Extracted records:
════════
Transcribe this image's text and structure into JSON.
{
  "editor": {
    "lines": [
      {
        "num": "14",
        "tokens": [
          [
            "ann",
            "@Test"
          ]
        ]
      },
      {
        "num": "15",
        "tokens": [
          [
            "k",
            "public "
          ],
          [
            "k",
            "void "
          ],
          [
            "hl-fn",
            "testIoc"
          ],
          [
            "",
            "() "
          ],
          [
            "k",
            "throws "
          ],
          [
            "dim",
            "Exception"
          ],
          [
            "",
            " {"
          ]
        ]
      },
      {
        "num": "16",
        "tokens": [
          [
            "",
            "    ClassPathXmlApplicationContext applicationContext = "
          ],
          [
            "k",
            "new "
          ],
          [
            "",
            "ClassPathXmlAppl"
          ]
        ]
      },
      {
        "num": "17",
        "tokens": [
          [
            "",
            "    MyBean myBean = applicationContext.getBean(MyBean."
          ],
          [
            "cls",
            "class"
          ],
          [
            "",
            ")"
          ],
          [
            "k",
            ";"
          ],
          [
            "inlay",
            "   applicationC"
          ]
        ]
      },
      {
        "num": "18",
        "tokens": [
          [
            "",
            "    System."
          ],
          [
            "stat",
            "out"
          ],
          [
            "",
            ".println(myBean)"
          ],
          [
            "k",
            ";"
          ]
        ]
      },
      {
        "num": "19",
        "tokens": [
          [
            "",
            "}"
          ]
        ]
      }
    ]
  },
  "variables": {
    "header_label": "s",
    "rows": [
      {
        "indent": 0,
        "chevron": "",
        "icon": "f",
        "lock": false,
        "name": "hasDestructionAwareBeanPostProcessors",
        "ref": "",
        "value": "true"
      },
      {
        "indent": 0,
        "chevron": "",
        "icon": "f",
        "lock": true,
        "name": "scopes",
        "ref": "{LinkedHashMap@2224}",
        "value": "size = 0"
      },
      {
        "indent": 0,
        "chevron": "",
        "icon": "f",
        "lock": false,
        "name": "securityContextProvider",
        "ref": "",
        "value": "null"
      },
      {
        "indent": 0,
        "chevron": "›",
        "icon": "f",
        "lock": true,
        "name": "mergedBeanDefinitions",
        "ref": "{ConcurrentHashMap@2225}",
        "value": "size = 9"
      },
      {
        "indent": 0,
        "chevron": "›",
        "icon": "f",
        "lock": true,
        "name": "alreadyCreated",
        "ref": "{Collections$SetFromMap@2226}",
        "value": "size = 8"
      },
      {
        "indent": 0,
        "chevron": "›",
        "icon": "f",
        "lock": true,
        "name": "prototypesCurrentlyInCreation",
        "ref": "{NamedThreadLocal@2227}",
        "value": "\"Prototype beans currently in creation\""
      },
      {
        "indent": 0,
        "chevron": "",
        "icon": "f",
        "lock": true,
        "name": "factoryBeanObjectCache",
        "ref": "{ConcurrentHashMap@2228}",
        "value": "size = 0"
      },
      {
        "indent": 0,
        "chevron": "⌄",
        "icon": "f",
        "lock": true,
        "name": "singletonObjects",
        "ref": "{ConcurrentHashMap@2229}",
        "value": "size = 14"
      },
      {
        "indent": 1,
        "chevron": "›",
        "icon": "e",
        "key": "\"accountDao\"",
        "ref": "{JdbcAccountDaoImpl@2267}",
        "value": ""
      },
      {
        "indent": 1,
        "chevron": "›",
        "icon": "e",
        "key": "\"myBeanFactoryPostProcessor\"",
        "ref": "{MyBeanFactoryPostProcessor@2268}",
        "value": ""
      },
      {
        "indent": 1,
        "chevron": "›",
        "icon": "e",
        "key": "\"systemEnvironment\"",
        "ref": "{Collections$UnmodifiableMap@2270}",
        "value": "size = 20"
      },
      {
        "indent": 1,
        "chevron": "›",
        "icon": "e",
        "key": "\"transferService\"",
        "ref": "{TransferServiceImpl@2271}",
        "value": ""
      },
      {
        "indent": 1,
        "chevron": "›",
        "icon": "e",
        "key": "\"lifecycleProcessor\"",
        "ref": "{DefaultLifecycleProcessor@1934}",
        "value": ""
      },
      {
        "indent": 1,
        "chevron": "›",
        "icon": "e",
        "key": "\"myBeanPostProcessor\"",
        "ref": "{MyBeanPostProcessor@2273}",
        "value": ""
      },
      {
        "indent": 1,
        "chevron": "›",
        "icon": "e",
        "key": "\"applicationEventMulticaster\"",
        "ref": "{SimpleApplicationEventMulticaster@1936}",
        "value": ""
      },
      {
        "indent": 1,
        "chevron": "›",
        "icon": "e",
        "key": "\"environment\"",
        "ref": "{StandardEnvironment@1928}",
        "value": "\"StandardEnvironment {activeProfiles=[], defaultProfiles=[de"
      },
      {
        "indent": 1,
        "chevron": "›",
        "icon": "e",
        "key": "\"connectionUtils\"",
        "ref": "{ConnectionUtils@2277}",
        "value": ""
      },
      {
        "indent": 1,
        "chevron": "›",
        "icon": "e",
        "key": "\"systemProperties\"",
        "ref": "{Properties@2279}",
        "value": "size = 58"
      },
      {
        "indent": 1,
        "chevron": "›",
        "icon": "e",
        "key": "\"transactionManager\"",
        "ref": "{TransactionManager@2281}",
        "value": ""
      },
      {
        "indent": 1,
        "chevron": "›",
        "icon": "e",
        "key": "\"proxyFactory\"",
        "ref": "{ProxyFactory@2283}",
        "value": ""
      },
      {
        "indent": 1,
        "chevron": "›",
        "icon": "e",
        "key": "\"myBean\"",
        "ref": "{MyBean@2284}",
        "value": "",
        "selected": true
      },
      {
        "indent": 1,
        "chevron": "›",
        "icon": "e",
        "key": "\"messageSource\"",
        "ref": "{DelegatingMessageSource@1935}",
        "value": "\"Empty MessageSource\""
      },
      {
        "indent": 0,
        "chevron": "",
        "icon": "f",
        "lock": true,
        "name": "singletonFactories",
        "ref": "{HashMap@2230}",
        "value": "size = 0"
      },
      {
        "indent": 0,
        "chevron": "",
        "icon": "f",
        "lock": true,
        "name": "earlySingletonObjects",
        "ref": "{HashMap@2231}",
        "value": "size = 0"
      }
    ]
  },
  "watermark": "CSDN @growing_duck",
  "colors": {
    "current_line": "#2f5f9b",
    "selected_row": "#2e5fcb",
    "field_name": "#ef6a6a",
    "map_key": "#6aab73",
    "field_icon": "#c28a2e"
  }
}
════════
DIRECTIVE: Return all of the entries exactly as they were supplied.

COMPLETE OUTPUT:
Transcribe this image's text and structure into JSON.
{
  "editor": {
    "lines": [
      {
        "num": "14",
        "tokens": [
          [
            "ann",
            "@Test"
          ]
        ]
      },
      {
        "num": "15",
        "tokens": [
          [
            "k",
            "public "
          ],
          [
            "k",
            "void "
          ],
          [
            "hl-fn",
            "testIoc"
          ],
          [
            "",
            "() "
          ],
          [
            "k",
            "throws "
          ],
          [
            "dim",
            "Exception"
          ],
          [
            "",
            " {"
          ]
        ]
      },
      {
        "num": "16",
        "tokens": [
          [
            "",
            "    ClassPathXmlApplicationContext applicationContext = "
          ],
          [
            "k",
            "new "
          ],
          [
            "",
            "ClassPathXmlAppl"
          ]
        ]
      },
      {
        "num": "17",
        "tokens": [
          [
            "",
            "    MyBean myBean = applicationContext.getBean(MyBean."
          ],
          [
            "cls",
            "class"
          ],
          [
            "",
            ")"
          ],
          [
            "k",
            ";"
          ],
          [
            "inlay",
            "   applicationC"
          ]
        ]
      },
      {
        "num": "18",
        "tokens": [
          [
            "",
            "    System."
          ],
          [
            "stat",
            "out"
          ],
          [
            "",
            ".println(myBean)"
          ],
          [
            "k",
            ";"
          ]
        ]
      },
      {
        "num": "19",
        "tokens": [
          [
            "",
            "}"
          ]
        ]
      }
    ]
  },
  "variables": {
    "header_label": "s",
    "rows": [
      {
        "indent": 0,
        "chevron": "",
        "icon": "f",
        "lock": false,
        "name": "hasDestructionAwareBeanPostProcessors",
        "ref": "",
        "value": "true"
      },
      {
        "indent": 0,
        "chevron": "",
        "icon": "f",
        "lock": true,
        "name": "scopes",
        "ref": "{LinkedHashMap@2224}",
        "value": "size = 0"
      },
      {
        "indent": 0,
        "chevron": "",
        "icon": "f",
        "lock": false,
        "name": "securityContextProvider",
        "ref": "",
        "value": "null"
      },
      {
        "indent": 0,
        "chevron": "›",
        "icon": "f",
        "lock": true,
        "name": "mergedBeanDefinitions",
        "ref": "{ConcurrentHashMap@2225}",
        "value": "size = 9"
      },
      {
        "indent": 0,
        "chevron": "›",
        "icon": "f",
        "lock": true,
        "name": "alreadyCreated",
        "ref": "{Collections$SetFromMap@2226}",
        "value": "size = 8"
      },
      {
        "indent": 0,
        "chevron": "›",
        "icon": "f",
        "lock": true,
        "name": "prototypesCurrentlyInCreation",
        "ref": "{NamedThreadLocal@2227}",
        "value": "\"Prototype beans currently in creation\""
      },
      {
        "indent": 0,
        "chevron": "",
        "icon": "f",
        "lock": true,
        "name": "factoryBeanObjectCache",
        "ref": "{ConcurrentHashMap@2228}",
        "value": "size = 0"
      },
      {
        "indent": 0,
        "chevron": "⌄",
        "icon": "f",
        "lock": true,
        "name": "singletonObjects",
        "ref": "{ConcurrentHashMap@2229}",
        "value": "size = 14"
      },
      {
        "indent": 1,
        "chevron": "›",
        "icon": "e",
        "key": "\"accountDao\"",
        "ref": "{JdbcAccountDaoImpl@2267}",
        "value": ""
      },
      {
        "indent": 1,
        "chevron": "›",
        "icon": "e",
        "key": "\"myBeanFactoryPostProcessor\"",
        "ref": "{MyBeanFactoryPostProcessor@2268}",
        "value": ""
      },
      {
        "indent": 1,
        "chevron": "›",
        "icon": "e",
        "key": "\"systemEnvironment\"",
        "ref": "{Collections$UnmodifiableMap@2270}",
        "value": "size = 20"
      },
      {
        "indent": 1,
        "chevron": "›",
        "icon": "e",
        "key": "\"transferService\"",
        "ref": "{TransferServiceImpl@2271}",
        "value": ""
      },
      {
        "indent": 1,
        "chevron": "›",
        "icon": "e",
        "key": "\"lifecycleProcessor\"",
        "ref": "{DefaultLifecycleProcessor@1934}",
        "value": ""
      },
      {
        "indent": 1,
        "chevron": "›",
        "icon": "e",
        "key": "\"myBeanPostProcessor\"",
        "ref": "{MyBeanPostProcessor@2273}",
        "value": ""
      },
      {
        "indent": 1,
        "chevron": "›",
        "icon": "e",
        "key": "\"applicationEventMulticaster\"",
        "ref": "{SimpleApplicationEventMulticaster@1936}",
        "value": ""
      },
      {
        "indent": 1,
        "chevron": "›",
        "icon": "e",
        "key": "\"environment\"",
        "ref": "{StandardEnvironment@1928}",
        "value": "\"StandardEnvironment {activeProfiles=[], defaultProfiles=[de"
      },
      {
        "indent": 1,
        "chevron": "›",
        "icon": "e",
        "key": "\"connectionUtils\"",
        "ref": "{ConnectionUtils@2277}",
        "value": ""
      },
      {
        "indent": 1,
        "chevron": "›",
        "icon": "e",
        "key": "\"systemProperties\"",
        "ref": "{Properties@2279}",
        "value": "size = 58"
      },
      {
        "indent": 1,
        "chevron": "›",
        "icon": "e",
        "key": "\"transactionManager\"",
        "ref": "{TransactionManager@2281}",
        "value": ""
      },
      {
        "indent": 1,
        "chevron": "›",
        "icon": "e",
        "key": "\"proxyFactory\"",
        "ref": "{ProxyFactory@2283}",
        "value": ""
      },
      {
        "indent": 1,
        "chevron": "›",
        "icon": "e",
        "key": "\"myBean\"",
        "ref": "{MyBean@2284}",
        "value": "",
        "selected": true
      },
      {
        "indent": 1,
        "chevron": "›",
        "icon": "e",
        "key": "\"messageSource\"",
        "ref": "{DelegatingMessageSource@1935}",
        "value": "\"Empty MessageSource\""
      },
      {
        "indent": 0,
        "chevron": "",
        "icon": "f",
        "lock": true,
        "name": "singletonFactories",
        "ref": "{HashMap@2230}",
        "value": "size = 0"
      },
      {
        "indent": 0,
        "chevron": "",
        "icon": "f",
        "lock": true,
        "name": "earlySingletonObjects",
        "ref": "{HashMap@2231}",
        "value": "size = 0"
      }
    ]
  },
  "watermark": "CSDN @growing_duck",
  "colors": {
    "current_line": "#2f5f9b",
    "selected_row": "#2e5fcb",
    "field_name": "#ef6a6a",
    "map_key": "#6aab73",
    "field_icon": "#c28a2e"
  }
}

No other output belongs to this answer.